>> Start Available records
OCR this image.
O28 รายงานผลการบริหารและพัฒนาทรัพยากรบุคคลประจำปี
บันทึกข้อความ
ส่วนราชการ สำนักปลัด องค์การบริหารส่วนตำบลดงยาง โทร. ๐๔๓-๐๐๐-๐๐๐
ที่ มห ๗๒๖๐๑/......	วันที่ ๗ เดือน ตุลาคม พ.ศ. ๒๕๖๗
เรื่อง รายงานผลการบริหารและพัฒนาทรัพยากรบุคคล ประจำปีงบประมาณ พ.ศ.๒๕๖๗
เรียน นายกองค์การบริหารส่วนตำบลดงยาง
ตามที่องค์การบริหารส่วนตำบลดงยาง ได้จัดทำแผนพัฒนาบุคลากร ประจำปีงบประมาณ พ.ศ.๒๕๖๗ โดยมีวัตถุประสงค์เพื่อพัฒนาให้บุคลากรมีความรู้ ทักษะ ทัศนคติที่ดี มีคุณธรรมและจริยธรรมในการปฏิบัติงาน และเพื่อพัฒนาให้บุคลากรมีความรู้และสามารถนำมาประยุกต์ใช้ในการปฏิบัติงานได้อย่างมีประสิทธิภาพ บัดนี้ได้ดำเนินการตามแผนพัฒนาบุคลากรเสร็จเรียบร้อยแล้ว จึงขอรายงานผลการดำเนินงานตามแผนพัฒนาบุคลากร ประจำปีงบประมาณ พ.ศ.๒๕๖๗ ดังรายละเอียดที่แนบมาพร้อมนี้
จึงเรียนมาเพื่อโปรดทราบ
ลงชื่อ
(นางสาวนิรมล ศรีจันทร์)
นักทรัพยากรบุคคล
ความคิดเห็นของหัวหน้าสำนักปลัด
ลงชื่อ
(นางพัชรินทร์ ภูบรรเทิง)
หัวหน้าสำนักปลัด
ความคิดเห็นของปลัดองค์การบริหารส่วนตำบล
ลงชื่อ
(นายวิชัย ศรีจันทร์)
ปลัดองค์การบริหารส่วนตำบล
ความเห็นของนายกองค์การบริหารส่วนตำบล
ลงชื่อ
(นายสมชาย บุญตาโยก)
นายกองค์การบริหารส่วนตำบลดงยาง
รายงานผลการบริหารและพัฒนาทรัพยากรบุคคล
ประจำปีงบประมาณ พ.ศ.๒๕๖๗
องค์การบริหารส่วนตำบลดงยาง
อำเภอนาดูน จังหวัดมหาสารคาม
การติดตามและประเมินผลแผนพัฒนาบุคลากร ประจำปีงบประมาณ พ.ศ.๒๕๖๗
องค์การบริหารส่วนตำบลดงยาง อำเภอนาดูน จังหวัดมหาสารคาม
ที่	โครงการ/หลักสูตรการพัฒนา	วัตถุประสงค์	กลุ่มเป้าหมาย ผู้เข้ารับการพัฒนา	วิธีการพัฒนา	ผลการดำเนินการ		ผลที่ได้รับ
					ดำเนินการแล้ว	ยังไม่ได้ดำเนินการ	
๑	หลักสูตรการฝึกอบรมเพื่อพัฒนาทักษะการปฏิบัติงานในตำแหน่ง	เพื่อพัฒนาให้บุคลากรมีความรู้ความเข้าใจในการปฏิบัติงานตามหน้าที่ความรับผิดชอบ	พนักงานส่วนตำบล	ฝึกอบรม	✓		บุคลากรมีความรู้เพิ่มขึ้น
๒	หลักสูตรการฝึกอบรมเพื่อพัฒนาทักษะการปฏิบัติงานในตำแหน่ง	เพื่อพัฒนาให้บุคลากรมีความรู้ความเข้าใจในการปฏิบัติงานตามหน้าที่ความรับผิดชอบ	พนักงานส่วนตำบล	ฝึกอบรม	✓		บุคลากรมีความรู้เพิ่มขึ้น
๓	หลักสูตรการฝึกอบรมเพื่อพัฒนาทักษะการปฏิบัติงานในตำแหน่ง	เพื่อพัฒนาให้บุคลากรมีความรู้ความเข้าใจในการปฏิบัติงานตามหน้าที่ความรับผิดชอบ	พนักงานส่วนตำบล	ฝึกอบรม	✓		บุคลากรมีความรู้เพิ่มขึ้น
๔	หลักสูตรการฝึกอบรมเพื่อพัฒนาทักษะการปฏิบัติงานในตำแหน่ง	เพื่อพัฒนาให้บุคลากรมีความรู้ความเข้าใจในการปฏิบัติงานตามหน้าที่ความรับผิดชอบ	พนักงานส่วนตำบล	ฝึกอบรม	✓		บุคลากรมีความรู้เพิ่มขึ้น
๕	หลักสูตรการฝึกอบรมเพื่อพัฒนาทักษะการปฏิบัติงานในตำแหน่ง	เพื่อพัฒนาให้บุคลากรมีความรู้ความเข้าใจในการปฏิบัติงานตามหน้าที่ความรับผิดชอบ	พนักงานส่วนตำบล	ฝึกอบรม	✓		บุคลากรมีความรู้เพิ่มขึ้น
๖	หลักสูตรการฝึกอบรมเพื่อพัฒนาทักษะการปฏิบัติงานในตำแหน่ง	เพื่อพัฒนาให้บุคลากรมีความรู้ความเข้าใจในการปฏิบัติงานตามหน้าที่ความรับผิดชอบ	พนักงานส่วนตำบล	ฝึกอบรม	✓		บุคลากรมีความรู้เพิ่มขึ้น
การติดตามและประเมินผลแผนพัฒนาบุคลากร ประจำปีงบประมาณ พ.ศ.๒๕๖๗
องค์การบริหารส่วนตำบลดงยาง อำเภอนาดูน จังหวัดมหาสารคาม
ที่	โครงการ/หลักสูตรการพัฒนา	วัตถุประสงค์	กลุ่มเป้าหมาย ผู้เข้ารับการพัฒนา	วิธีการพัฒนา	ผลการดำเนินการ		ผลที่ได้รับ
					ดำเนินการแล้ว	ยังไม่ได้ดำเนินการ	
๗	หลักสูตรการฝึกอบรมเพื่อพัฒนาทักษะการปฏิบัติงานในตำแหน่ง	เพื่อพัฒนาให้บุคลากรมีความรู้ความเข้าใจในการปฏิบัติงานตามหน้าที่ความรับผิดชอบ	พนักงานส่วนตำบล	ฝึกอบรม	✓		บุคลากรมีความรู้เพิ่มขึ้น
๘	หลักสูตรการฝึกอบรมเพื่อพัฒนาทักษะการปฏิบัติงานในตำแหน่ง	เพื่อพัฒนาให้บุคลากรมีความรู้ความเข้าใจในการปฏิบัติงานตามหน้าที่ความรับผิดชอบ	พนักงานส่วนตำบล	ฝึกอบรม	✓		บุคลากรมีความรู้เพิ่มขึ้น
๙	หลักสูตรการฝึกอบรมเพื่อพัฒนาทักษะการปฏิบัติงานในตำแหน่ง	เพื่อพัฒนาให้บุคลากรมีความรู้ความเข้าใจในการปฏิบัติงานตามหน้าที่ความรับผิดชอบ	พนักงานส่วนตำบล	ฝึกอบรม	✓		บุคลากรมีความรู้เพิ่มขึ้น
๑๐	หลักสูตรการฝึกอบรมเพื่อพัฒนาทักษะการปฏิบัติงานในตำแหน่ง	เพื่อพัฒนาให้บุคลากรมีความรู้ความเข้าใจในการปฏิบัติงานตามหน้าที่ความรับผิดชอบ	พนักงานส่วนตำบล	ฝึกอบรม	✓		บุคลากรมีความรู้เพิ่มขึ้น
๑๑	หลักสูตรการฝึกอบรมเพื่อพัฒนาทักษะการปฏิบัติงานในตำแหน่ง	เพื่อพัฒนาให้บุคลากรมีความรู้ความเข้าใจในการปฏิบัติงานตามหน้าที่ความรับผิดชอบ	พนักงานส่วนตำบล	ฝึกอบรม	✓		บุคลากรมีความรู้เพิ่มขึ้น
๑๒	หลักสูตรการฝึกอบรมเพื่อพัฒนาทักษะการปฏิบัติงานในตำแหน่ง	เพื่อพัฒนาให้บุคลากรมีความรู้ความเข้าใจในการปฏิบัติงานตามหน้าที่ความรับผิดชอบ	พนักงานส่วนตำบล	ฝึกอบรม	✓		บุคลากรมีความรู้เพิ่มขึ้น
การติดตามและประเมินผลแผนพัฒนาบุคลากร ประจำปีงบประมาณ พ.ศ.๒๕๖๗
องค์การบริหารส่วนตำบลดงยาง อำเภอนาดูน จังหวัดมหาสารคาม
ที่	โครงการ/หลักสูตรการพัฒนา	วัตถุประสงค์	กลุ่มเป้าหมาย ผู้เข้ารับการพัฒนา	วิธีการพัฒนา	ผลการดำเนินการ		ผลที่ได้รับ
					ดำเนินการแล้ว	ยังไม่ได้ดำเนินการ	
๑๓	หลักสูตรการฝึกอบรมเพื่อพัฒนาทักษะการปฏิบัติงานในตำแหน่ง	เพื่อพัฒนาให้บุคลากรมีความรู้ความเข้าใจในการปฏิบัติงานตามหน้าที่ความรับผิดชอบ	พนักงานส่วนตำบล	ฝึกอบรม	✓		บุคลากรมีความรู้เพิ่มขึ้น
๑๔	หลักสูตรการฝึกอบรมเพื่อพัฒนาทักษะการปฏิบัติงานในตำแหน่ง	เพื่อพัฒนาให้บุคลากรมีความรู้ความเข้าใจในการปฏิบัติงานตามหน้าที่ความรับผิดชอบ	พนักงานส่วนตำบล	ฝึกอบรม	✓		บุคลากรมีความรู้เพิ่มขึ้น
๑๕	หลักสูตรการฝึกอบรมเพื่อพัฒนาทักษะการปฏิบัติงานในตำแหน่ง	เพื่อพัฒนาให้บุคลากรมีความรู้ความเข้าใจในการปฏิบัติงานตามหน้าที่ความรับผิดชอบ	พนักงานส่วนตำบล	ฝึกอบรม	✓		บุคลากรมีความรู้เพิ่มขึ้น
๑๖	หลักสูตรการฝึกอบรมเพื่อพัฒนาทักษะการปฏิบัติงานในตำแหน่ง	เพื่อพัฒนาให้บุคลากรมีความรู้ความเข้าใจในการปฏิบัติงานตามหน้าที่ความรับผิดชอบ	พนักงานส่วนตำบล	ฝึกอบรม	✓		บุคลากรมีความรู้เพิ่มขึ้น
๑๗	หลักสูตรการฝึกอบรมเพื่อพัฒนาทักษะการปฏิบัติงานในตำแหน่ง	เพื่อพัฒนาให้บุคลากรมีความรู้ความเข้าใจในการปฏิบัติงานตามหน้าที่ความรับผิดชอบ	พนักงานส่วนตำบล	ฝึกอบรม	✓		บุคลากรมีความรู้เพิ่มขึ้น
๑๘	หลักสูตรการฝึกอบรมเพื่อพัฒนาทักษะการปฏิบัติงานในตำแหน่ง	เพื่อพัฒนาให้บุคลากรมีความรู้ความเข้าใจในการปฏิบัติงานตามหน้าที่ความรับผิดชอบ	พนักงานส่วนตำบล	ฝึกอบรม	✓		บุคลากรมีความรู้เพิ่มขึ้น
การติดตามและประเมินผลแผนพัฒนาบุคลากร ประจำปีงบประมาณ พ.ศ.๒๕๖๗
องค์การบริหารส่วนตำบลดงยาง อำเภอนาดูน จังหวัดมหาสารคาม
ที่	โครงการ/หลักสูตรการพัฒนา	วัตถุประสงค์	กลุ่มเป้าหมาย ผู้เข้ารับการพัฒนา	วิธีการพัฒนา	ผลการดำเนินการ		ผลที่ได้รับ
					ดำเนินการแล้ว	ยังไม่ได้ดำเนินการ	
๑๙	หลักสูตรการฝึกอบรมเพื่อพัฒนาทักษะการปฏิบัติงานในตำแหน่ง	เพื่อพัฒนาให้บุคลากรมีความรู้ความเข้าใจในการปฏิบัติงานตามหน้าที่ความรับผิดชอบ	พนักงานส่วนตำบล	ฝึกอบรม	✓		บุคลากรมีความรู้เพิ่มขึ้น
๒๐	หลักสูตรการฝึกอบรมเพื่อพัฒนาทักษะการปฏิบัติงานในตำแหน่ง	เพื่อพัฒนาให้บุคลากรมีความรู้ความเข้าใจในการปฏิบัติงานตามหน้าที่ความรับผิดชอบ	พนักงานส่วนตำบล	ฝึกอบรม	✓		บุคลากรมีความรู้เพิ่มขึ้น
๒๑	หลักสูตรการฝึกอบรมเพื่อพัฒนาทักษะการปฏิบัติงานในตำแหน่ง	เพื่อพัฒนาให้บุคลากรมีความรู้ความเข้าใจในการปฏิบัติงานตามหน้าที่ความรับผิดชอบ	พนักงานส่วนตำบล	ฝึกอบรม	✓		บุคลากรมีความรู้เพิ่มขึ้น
>> End Available records
§ **Stated task**
Of the lines in this material, state how many hold the string "าสำน". Write no other words.

§ **Task output**
2